## Required task
Make an exact copy of all the entries below, with the pictures left out.

[Extracted data entries]
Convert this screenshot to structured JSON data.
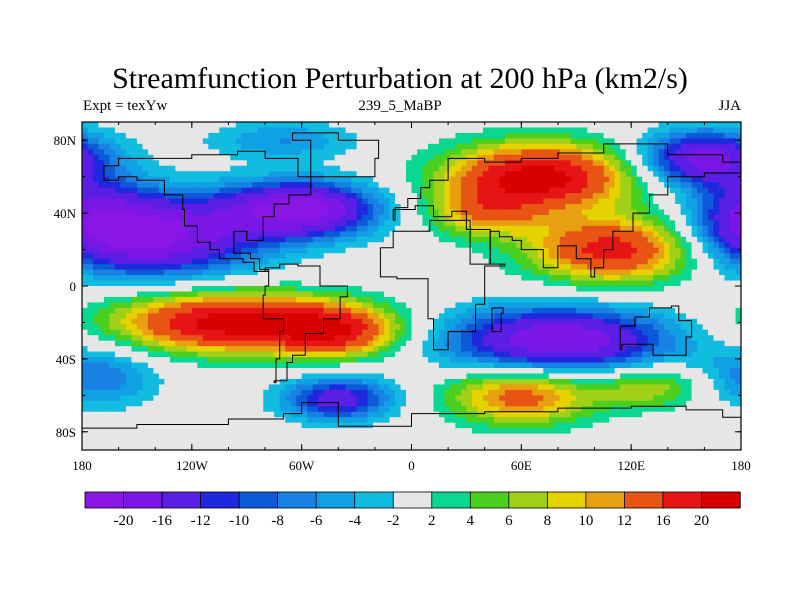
{
  "chart_data": {
    "type": "heatmap",
    "title": "Streamfunction Perturbation at 200 hPa (km2/s)",
    "subtitle_left": "Expt = texYw",
    "subtitle_center": "239_5_MaBP",
    "subtitle_right": "JJA",
    "xlim": [
      -180,
      180
    ],
    "ylim": [
      -90,
      90
    ],
    "x_ticks": [
      {
        "value": -180,
        "label": "180"
      },
      {
        "value": -120,
        "label": "120W"
      },
      {
        "value": -60,
        "label": "60W"
      },
      {
        "value": 0,
        "label": "0"
      },
      {
        "value": 60,
        "label": "60E"
      },
      {
        "value": 120,
        "label": "120E"
      },
      {
        "value": 180,
        "label": "180"
      }
    ],
    "y_ticks": [
      {
        "value": 80,
        "label": "80N"
      },
      {
        "value": 40,
        "label": "40N"
      },
      {
        "value": 0,
        "label": "0"
      },
      {
        "value": -40,
        "label": "40S"
      },
      {
        "value": -80,
        "label": "80S"
      }
    ],
    "colorbar": {
      "levels": [
        -20,
        -16,
        -12,
        -10,
        -8,
        -6,
        -4,
        -2,
        2,
        4,
        6,
        8,
        10,
        12,
        16,
        20
      ],
      "labels": [
        "-20",
        "-16",
        "-12",
        "-10",
        "-8",
        "-6",
        "-4",
        "-2",
        "2",
        "4",
        "6",
        "8",
        "10",
        "12",
        "16",
        "20"
      ],
      "colors": [
        "#8a16e6",
        "#7a16e6",
        "#5b1ee6",
        "#1e28dc",
        "#0c5ad8",
        "#1882e4",
        "#10a0e4",
        "#12bce0",
        "#e6e6e6",
        "#0ad890",
        "#4cd020",
        "#a0d018",
        "#e6d200",
        "#e8a010",
        "#e85414",
        "#e61414",
        "#d80000"
      ]
    },
    "approx_field": {
      "description": "Estimated streamfunction anomaly centers (lon, lat, amplitude km2/s, lon-radius, lat-radius)",
      "centers": [
        {
          "lon": -140,
          "lat": 28,
          "amp": -21,
          "rx": 55,
          "ry": 22
        },
        {
          "lon": -60,
          "lat": 42,
          "amp": -22,
          "rx": 40,
          "ry": 15
        },
        {
          "lon": 160,
          "lat": 70,
          "amp": -18,
          "rx": 35,
          "ry": 15
        },
        {
          "lon": -175,
          "lat": 40,
          "amp": -10,
          "rx": 30,
          "ry": 20
        },
        {
          "lon": 70,
          "lat": 60,
          "amp": 22,
          "rx": 50,
          "ry": 18
        },
        {
          "lon": 110,
          "lat": 20,
          "amp": 18,
          "rx": 45,
          "ry": 18
        },
        {
          "lon": 40,
          "lat": 40,
          "amp": 10,
          "rx": 30,
          "ry": 14
        },
        {
          "lon": -100,
          "lat": -20,
          "amp": 22,
          "rx": 60,
          "ry": 16
        },
        {
          "lon": -40,
          "lat": -25,
          "amp": 15,
          "rx": 35,
          "ry": 14
        },
        {
          "lon": 60,
          "lat": -60,
          "amp": 14,
          "rx": 40,
          "ry": 16
        },
        {
          "lon": 130,
          "lat": -55,
          "amp": 8,
          "rx": 30,
          "ry": 12
        },
        {
          "lon": 80,
          "lat": -30,
          "amp": -20,
          "rx": 60,
          "ry": 18
        },
        {
          "lon": -170,
          "lat": -50,
          "amp": -8,
          "rx": 30,
          "ry": 16
        },
        {
          "lon": -40,
          "lat": -62,
          "amp": -14,
          "rx": 30,
          "ry": 12
        },
        {
          "lon": -70,
          "lat": 80,
          "amp": -6,
          "rx": 40,
          "ry": 10
        }
      ]
    }
  }
}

## Solution to this exercise
Convert this screenshot to structured JSON data.
{
  "chart_data": {
    "type": "heatmap",
    "title": "Streamfunction Perturbation at 200 hPa (km2/s)",
    "subtitle_left": "Expt = texYw",
    "subtitle_center": "239_5_MaBP",
    "subtitle_right": "JJA",
    "xlim": [
      -180,
      180
    ],
    "ylim": [
      -90,
      90
    ],
    "x_ticks": [
      {
        "value": -180,
        "label": "180"
      },
      {
        "value": -120,
        "label": "120W"
      },
      {
        "value": -60,
        "label": "60W"
      },
      {
        "value": 0,
        "label": "0"
      },
      {
        "value": 60,
        "label": "60E"
      },
      {
        "value": 120,
        "label": "120E"
      },
      {
        "value": 180,
        "label": "180"
      }
    ],
    "y_ticks": [
      {
        "value": 80,
        "label": "80N"
      },
      {
        "value": 40,
        "label": "40N"
      },
      {
        "value": 0,
        "label": "0"
      },
      {
        "value": -40,
        "label": "40S"
      },
      {
        "value": -80,
        "label": "80S"
      }
    ],
    "colorbar": {
      "levels": [
        -20,
        -16,
        -12,
        -10,
        -8,
        -6,
        -4,
        -2,
        2,
        4,
        6,
        8,
        10,
        12,
        16,
        20
      ],
      "labels": [
        "-20",
        "-16",
        "-12",
        "-10",
        "-8",
        "-6",
        "-4",
        "-2",
        "2",
        "4",
        "6",
        "8",
        "10",
        "12",
        "16",
        "20"
      ],
      "colors": [
        "#8a16e6",
        "#7a16e6",
        "#5b1ee6",
        "#1e28dc",
        "#0c5ad8",
        "#1882e4",
        "#10a0e4",
        "#12bce0",
        "#e6e6e6",
        "#0ad890",
        "#4cd020",
        "#a0d018",
        "#e6d200",
        "#e8a010",
        "#e85414",
        "#e61414",
        "#d80000"
      ]
    },
    "approx_field": {
      "description": "Estimated streamfunction anomaly centers (lon, lat, amplitude km2/s, lon-radius, lat-radius)",
      "centers": [
        {
          "lon": -140,
          "lat": 28,
          "amp": -21,
          "rx": 55,
          "ry": 22
        },
        {
          "lon": -60,
          "lat": 42,
          "amp": -22,
          "rx": 40,
          "ry": 15
        },
        {
          "lon": 160,
          "lat": 70,
          "amp": -18,
          "rx": 35,
          "ry": 15
        },
        {
          "lon": -175,
          "lat": 40,
          "amp": -10,
          "rx": 30,
          "ry": 20
        },
        {
          "lon": 70,
          "lat": 60,
          "amp": 22,
          "rx": 50,
          "ry": 18
        },
        {
          "lon": 110,
          "lat": 20,
          "amp": 18,
          "rx": 45,
          "ry": 18
        },
        {
          "lon": 40,
          "lat": 40,
          "amp": 10,
          "rx": 30,
          "ry": 14
        },
        {
          "lon": -100,
          "lat": -20,
          "amp": 22,
          "rx": 60,
          "ry": 16
        },
        {
          "lon": -40,
          "lat": -25,
          "amp": 15,
          "rx": 35,
          "ry": 14
        },
        {
          "lon": 60,
          "lat": -60,
          "amp": 14,
          "rx": 40,
          "ry": 16
        },
        {
          "lon": 130,
          "lat": -55,
          "amp": 8,
          "rx": 30,
          "ry": 12
        },
        {
          "lon": 80,
          "lat": -30,
          "amp": -20,
          "rx": 60,
          "ry": 18
        },
        {
          "lon": -170,
          "lat": -50,
          "amp": -8,
          "rx": 30,
          "ry": 16
        },
        {
          "lon": -40,
          "lat": -62,
          "amp": -14,
          "rx": 30,
          "ry": 12
        },
        {
          "lon": -70,
          "lat": 80,
          "amp": -6,
          "rx": 40,
          "ry": 10
        }
      ]
    }
  }
}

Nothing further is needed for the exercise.